# start of Data entries

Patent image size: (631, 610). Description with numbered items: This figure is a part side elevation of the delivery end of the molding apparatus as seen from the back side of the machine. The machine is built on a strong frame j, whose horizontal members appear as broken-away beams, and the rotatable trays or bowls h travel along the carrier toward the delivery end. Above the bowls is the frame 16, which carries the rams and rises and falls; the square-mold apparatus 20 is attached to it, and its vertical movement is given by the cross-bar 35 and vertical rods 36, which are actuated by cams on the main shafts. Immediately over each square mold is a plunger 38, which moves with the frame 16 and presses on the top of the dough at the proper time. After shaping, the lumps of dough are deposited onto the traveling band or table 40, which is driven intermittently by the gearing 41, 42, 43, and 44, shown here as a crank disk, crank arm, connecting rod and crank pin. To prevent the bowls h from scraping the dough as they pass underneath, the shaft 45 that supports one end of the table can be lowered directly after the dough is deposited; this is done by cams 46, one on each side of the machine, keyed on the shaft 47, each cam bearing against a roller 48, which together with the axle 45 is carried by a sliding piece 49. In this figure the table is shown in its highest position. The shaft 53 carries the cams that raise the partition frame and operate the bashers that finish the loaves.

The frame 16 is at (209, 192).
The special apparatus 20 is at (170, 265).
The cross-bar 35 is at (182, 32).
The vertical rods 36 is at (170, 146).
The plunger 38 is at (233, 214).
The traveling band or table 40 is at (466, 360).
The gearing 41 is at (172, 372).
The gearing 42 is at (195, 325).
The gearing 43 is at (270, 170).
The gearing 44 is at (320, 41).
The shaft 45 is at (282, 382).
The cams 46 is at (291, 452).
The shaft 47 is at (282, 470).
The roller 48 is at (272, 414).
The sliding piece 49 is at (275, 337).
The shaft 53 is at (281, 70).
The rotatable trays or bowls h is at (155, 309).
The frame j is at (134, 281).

# end of Data entries

◆ To do ◆
Copy each row above verbatim, keeping its wording, numbering, and punctuation unchanged.

◆ Correct answer ◆
Patent image size: (631, 610). Description with numbered items: This figure is a part side elevation of the delivery end of the molding apparatus as seen from the back side of the machine. The machine is built on a strong frame j, whose horizontal members appear as broken-away beams, and the rotatable trays or bowls h travel along the carrier toward the delivery end. Above the bowls is the frame 16, which carries the rams and rises and falls; the square-mold apparatus 20 is attached to it, and its vertical movement is given by the cross-bar 35 and vertical rods 36, which are actuated by cams on the main shafts. Immediately over each square mold is a plunger 38, which moves with the frame 16 and presses on the top of the dough at the proper time. After shaping, the lumps of dough are deposited onto the traveling band or table 40, which is driven intermittently by the gearing 41, 42, 43, and 44, shown here as a crank disk, crank arm, connecting rod and crank pin. To prevent the bowls h from scraping the dough as they pass underneath, the shaft 45 that supports one end of the table can be lowered directly after the dough is deposited; this is done by cams 46, one on each side of the machine, keyed on the shaft 47, each cam bearing against a roller 48, which together with the axle 45 is carried by a sliding piece 49. In this figure the table is shown in its highest position. The shaft 53 carries the cams that raise the partition frame and operate the bashers that finish the loaves.

The frame 16 is at (209, 192).
The special apparatus 20 is at (170, 265).
The cross-bar 35 is at (182, 32).
The vertical rods 36 is at (170, 146).
The plunger 38 is at (233, 214).
The traveling band or table 40 is at (466, 360).
The gearing 41 is at (172, 372).
The gearing 42 is at (195, 325).
The gearing 43 is at (270, 170).
The gearing 44 is at (320, 41).
The shaft 45 is at (282, 382).
The cams 46 is at (291, 452).
The shaft 47 is at (282, 470).
The roller 48 is at (272, 414).
The sliding piece 49 is at (275, 337).
The shaft 53 is at (281, 70).
The rotatable trays or bowls h is at (155, 309).
The frame j is at (134, 281).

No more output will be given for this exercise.